Extracted data entries
(begin)

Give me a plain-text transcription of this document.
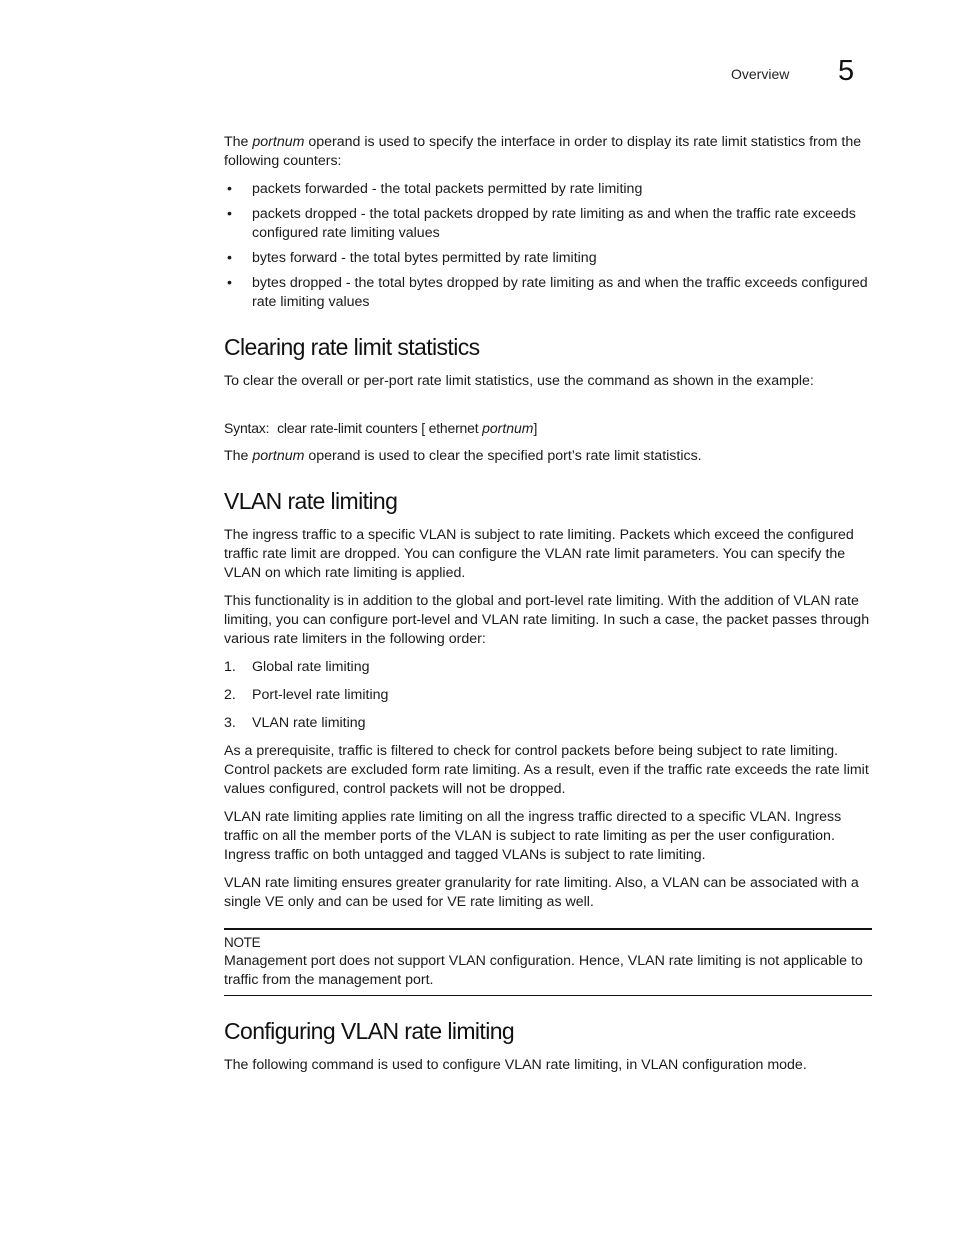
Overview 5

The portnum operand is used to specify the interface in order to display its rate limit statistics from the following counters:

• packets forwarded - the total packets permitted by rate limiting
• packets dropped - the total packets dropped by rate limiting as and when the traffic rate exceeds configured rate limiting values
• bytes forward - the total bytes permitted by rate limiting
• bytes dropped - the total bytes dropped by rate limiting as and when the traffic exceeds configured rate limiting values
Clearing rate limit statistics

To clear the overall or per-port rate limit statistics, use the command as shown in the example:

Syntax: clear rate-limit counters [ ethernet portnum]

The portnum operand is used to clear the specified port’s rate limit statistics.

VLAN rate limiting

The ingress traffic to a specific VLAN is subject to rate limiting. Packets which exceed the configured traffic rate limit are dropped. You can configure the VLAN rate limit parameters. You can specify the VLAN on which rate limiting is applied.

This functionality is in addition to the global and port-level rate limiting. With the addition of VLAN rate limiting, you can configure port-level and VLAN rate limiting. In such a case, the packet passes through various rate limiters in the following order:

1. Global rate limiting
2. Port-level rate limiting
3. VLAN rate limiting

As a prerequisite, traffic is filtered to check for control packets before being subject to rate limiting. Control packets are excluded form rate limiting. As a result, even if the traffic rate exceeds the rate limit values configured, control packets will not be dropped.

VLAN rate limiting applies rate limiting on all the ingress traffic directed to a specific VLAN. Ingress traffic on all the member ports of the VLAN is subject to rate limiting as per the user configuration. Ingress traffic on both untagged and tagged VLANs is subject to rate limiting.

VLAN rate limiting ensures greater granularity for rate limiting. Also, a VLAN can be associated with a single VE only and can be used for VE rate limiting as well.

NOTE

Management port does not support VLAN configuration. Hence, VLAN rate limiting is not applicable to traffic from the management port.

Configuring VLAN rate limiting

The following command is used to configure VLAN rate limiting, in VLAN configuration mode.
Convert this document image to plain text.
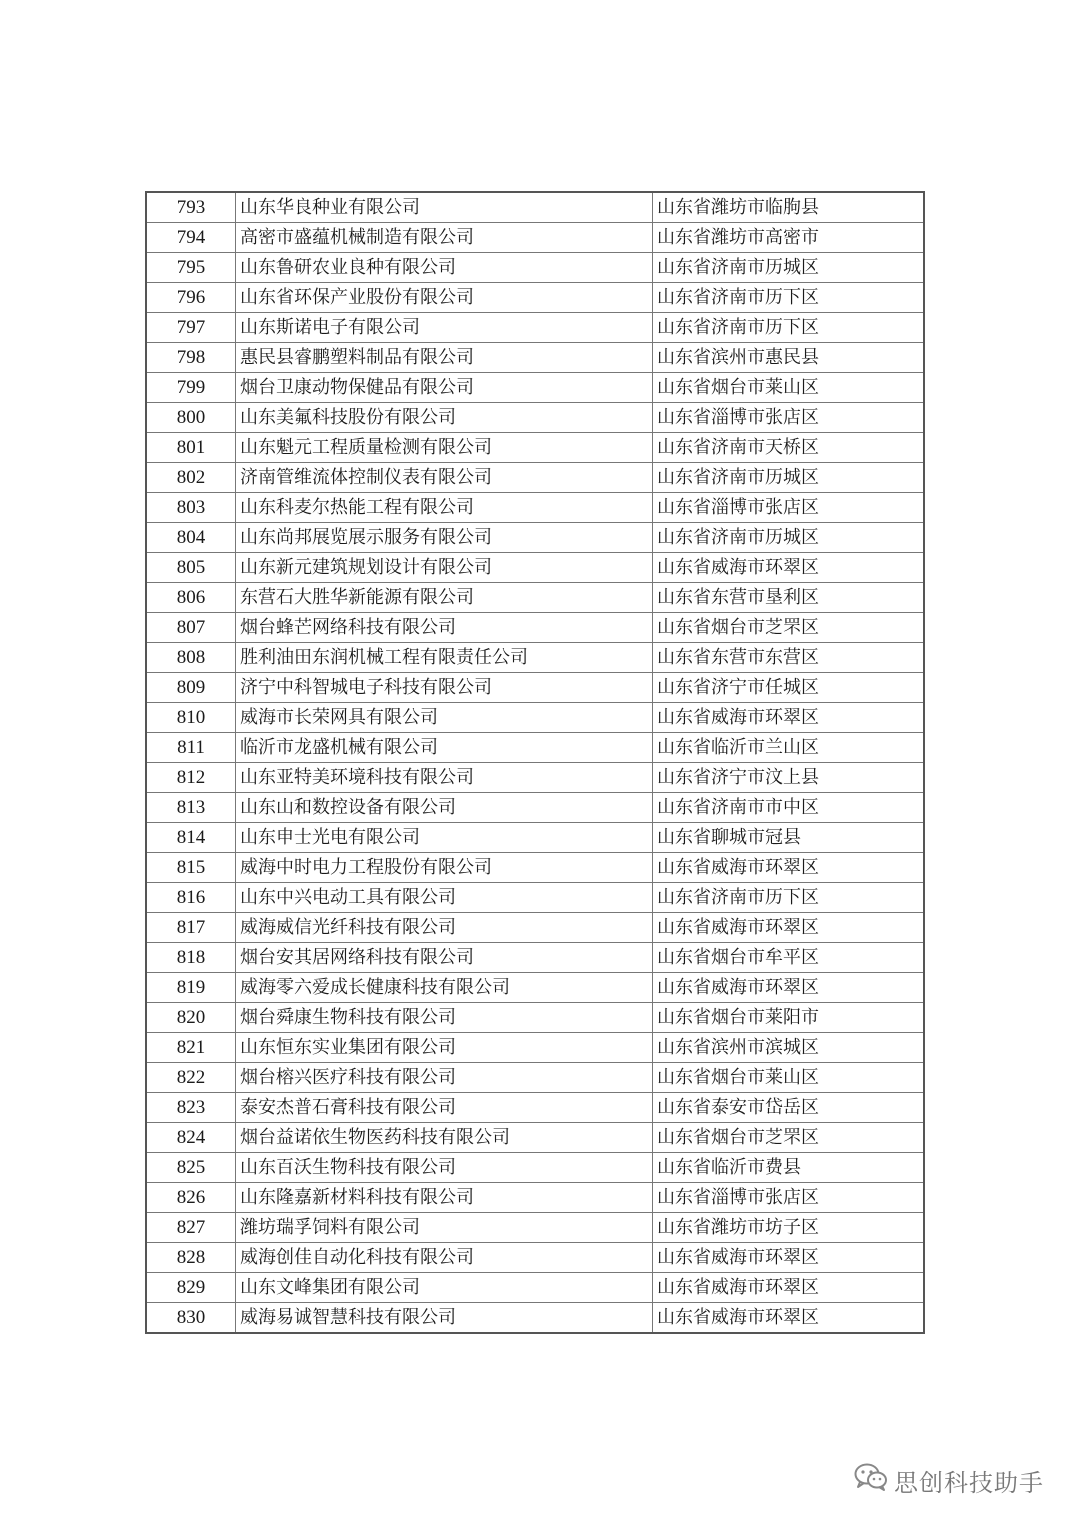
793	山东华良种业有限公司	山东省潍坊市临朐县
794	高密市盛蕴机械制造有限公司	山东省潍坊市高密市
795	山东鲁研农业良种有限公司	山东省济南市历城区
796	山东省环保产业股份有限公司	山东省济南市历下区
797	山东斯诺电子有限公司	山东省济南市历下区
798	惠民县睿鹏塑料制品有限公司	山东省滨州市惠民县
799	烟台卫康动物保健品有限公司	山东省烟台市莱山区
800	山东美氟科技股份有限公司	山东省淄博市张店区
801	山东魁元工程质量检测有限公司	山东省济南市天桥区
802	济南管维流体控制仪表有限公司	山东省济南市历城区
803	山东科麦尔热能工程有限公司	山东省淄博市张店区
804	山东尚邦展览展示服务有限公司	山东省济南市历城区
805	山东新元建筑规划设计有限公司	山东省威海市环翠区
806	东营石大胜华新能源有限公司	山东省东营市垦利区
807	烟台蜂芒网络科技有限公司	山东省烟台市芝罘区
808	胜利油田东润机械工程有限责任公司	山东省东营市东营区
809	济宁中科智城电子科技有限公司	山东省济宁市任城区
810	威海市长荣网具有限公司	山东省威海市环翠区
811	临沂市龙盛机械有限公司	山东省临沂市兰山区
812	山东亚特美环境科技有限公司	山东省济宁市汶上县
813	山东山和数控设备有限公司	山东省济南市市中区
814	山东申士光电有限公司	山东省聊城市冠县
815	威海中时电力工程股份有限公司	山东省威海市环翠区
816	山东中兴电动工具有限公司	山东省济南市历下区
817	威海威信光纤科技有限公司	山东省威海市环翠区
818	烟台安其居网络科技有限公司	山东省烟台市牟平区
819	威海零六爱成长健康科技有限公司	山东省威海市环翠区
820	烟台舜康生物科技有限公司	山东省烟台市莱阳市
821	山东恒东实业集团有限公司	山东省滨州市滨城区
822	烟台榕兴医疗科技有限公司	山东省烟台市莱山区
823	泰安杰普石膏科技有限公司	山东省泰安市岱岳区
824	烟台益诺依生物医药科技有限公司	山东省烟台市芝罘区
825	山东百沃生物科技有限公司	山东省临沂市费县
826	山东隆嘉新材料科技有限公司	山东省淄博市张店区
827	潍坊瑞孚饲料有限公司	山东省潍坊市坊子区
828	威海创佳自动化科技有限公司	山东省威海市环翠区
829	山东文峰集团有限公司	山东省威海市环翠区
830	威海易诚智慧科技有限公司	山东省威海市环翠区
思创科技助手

(end)

Output exactly the lines from the one containing "Convert this document image to plain text." through the last line of the records above, both included, leaving out any pictures.

(Finished task):
Convert this document image to plain text.
793	山东华良种业有限公司	山东省潍坊市临朐县
794	高密市盛蕴机械制造有限公司	山东省潍坊市高密市
795	山东鲁研农业良种有限公司	山东省济南市历城区
796	山东省环保产业股份有限公司	山东省济南市历下区
797	山东斯诺电子有限公司	山东省济南市历下区
798	惠民县睿鹏塑料制品有限公司	山东省滨州市惠民县
799	烟台卫康动物保健品有限公司	山东省烟台市莱山区
800	山东美氟科技股份有限公司	山东省淄博市张店区
801	山东魁元工程质量检测有限公司	山东省济南市天桥区
802	济南管维流体控制仪表有限公司	山东省济南市历城区
803	山东科麦尔热能工程有限公司	山东省淄博市张店区
804	山东尚邦展览展示服务有限公司	山东省济南市历城区
805	山东新元建筑规划设计有限公司	山东省威海市环翠区
806	东营石大胜华新能源有限公司	山东省东营市垦利区
807	烟台蜂芒网络科技有限公司	山东省烟台市芝罘区
808	胜利油田东润机械工程有限责任公司	山东省东营市东营区
809	济宁中科智城电子科技有限公司	山东省济宁市任城区
810	威海市长荣网具有限公司	山东省威海市环翠区
811	临沂市龙盛机械有限公司	山东省临沂市兰山区
812	山东亚特美环境科技有限公司	山东省济宁市汶上县
813	山东山和数控设备有限公司	山东省济南市市中区
814	山东申士光电有限公司	山东省聊城市冠县
815	威海中时电力工程股份有限公司	山东省威海市环翠区
816	山东中兴电动工具有限公司	山东省济南市历下区
817	威海威信光纤科技有限公司	山东省威海市环翠区
818	烟台安其居网络科技有限公司	山东省烟台市牟平区
819	威海零六爱成长健康科技有限公司	山东省威海市环翠区
820	烟台舜康生物科技有限公司	山东省烟台市莱阳市
821	山东恒东实业集团有限公司	山东省滨州市滨城区
822	烟台榕兴医疗科技有限公司	山东省烟台市莱山区
823	泰安杰普石膏科技有限公司	山东省泰安市岱岳区
824	烟台益诺依生物医药科技有限公司	山东省烟台市芝罘区
825	山东百沃生物科技有限公司	山东省临沂市费县
826	山东隆嘉新材料科技有限公司	山东省淄博市张店区
827	潍坊瑞孚饲料有限公司	山东省潍坊市坊子区
828	威海创佳自动化科技有限公司	山东省威海市环翠区
829	山东文峰集团有限公司	山东省威海市环翠区
830	威海易诚智慧科技有限公司	山东省威海市环翠区
思创科技助手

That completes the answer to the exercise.